■ Фрагмент текста:
►

Но вместе с тем и в послереволюционный период П.Н. Дурново оставался скорее умным прагматиком, убедившимся в необходимости для России твердой монархической власти, нежели стал человеком, уверовавшим в религиозные основы царской власти и в преимущество консервативных принципов над либеральными как таковыми. Это подметил кадет В.А. Маклаков, считавший Дурново прежде всего реалистом, а не »пленником предвзятой идеи», который сначала «с конституцией помирился и готов был ей служить», но затем, увидев, «чего требует наша общественность», глава МВД «проникся презрением к ее непрактичности». Да и сам Петр Николаевич, несмотря на репутацию ретрограда, созданную ему либеральным обществом, к таковым себя не относил, обосновывая свою твердость в отстаивании самодержавной монархии не религиозными или романтическими чувствами, а исходя из свойственного ему прагматизма. «Его идея, - писал Тихомиров, - состояла в великой государственной власти, проникнутой высоким государственным разумом. Этому-то разуму он и служил больше всего. Не знаю, был ли он в принципе против народного представительства. Думаю, что он бы признал умное народное представительство более или менее аристократизированное. Но наличное представительство Госуд[арественной] Думы он презирал и, пожалуй, ненавидел, как голос ничтожества, искажавшего смысл государства и закона». В частном разговоре с членом Государственного Совета А.Н. Наумовым Дурново как-то заметил: «Меня все считают за заядлого монархиста, реакционного защитника самодержавия, неисправимого «мракобеса»... и не предполагают, что я, может быть, по своим взглядам являюсь самым убежденным республиканцем, ибо я, на самом деле, считаю наиболее идеальным для всякого народа такое положение вещей, когда население может иметь во главе управления им же самим избранного достойнейшего гражданина президентом. Для некоторых стран подобный идеал, по тем или другим счастливым условиям, становится доступен. Этого ни в коем случае нельзя сказать про нашу обширнейшую и разнохарактерную Российскую Империю, где по чисто практическим соображениям техника управления и цельность требует наличия исторически сложившегося царского стяга. Не станет его - распадется Россия. Таков неминуемый закон природы Российской государственности».
«Ведет свое дело отменно и очень умно!»

◄

Перескажите короче абзац фрагмента о П.Н. Дурново, начинающийся словами «Но вместе с тем», сохранив его основные факты. Опирайтесь только на фрагмент текста.

Листинг данных:
►

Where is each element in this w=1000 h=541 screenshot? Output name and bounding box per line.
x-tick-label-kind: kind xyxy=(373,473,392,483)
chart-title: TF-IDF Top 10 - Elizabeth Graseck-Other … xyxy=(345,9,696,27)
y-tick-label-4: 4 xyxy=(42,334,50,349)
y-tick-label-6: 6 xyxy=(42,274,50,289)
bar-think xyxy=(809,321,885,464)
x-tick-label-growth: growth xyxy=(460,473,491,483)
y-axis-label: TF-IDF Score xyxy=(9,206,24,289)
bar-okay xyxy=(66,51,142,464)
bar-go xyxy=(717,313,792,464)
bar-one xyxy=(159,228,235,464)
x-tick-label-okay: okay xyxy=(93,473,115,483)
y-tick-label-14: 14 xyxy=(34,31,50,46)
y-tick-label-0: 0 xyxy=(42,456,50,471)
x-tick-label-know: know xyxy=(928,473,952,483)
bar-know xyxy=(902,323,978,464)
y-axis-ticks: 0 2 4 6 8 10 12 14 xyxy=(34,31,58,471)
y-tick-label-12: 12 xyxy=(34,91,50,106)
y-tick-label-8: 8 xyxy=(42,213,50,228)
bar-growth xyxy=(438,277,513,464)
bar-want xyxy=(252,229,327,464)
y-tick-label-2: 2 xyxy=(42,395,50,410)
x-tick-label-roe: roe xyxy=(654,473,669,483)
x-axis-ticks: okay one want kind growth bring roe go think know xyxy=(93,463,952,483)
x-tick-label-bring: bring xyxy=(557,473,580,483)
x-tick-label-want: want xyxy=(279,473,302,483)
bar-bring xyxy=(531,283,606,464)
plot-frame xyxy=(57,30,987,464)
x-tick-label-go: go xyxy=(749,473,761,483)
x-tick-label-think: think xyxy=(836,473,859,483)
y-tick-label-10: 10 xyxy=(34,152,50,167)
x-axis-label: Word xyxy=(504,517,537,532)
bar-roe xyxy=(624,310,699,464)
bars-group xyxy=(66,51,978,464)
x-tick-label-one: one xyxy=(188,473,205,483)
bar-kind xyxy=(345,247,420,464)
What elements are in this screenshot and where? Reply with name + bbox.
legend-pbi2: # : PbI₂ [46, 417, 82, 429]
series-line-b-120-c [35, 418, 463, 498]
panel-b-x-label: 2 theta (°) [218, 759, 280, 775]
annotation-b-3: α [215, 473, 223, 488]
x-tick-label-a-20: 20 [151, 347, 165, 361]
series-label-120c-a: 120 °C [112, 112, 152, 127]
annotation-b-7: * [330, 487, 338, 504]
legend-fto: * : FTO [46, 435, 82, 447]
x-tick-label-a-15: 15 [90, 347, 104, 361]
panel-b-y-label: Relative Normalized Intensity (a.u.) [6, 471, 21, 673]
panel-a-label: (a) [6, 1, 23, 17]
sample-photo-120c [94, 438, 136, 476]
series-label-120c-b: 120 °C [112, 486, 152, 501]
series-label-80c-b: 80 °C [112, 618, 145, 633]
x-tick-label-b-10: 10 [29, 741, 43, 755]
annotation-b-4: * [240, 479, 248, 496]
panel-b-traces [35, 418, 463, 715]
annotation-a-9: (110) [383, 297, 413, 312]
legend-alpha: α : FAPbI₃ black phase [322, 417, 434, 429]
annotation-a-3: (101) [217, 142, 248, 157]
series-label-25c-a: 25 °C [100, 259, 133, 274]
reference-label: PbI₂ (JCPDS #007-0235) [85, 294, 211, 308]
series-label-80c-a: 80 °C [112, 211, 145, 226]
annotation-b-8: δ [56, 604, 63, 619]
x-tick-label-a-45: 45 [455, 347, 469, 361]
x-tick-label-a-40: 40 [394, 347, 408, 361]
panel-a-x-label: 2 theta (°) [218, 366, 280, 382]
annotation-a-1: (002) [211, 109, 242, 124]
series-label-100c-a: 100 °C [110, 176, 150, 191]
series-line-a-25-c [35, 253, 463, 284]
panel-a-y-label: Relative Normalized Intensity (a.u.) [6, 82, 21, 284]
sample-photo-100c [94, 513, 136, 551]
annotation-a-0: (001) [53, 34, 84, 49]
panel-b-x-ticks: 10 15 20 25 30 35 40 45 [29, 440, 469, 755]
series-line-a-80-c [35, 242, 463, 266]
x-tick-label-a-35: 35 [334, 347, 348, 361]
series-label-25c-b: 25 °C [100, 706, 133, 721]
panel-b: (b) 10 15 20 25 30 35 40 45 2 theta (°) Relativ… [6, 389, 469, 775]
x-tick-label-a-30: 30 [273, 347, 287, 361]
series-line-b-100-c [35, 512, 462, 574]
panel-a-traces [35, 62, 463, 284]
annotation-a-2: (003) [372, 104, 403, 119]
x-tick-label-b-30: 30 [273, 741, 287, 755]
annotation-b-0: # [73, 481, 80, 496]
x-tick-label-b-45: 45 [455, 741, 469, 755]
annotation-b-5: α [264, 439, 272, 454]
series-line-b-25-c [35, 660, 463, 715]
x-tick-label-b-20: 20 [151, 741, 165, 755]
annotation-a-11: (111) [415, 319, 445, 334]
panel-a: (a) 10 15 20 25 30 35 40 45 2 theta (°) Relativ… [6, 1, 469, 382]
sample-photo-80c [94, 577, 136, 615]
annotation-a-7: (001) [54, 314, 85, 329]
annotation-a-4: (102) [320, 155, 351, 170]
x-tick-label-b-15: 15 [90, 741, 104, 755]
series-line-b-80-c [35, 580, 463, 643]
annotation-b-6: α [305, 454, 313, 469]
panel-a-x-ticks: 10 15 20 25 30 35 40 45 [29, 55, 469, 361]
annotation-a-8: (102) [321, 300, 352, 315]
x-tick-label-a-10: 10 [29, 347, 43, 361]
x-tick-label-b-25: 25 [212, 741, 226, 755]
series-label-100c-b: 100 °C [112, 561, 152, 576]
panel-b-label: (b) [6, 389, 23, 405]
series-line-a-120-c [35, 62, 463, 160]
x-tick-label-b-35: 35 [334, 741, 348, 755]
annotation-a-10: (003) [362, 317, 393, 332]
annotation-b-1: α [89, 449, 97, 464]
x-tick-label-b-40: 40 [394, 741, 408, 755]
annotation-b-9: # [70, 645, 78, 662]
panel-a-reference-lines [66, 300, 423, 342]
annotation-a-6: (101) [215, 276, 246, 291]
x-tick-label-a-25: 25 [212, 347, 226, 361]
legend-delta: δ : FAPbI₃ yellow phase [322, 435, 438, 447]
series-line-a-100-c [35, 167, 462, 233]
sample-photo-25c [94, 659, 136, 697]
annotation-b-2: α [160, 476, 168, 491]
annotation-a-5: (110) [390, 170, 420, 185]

◄

■ Решение задания:
После революции П.Н. Дурново оставался прагматиком, убежденным в необходимости твердой монархической власти для России. Он не верил в религиозные основы царской власти и не ставил консервативные принципы выше либеральных как таковых.
- Кадет В.А. Маклаков считал его реалистом. По его словам, Дурново сначала примирился с конституцией и был готов ей служить, но, увидев требования общественности, стал презирать ее непрактичность.
- Сам Дурново, вопреки репутации ретрограда, созданной либеральным обществом, защищал самодержавие не из религиозных или романтических чувств, а из прагматизма.
- По словам Тихомирова, идеей Дурново была великая государственная власть, проникнутая высоким государственным разумом. Умное, более или менее аристократизированное представительство он, возможно, признал бы, но существующую Государственную Думу презирал.
- В разговоре с членом Государственного Совета А.Н. Наумовым Дурново назвал себя, возможно, убежденным республиканцем и идеалом считал избранного народом президента. Однако для обширной и разнохарактерной Российской империи, по его мнению, из практических соображений необходим исторически сложившийся царский стяг, без которого Россия распадется.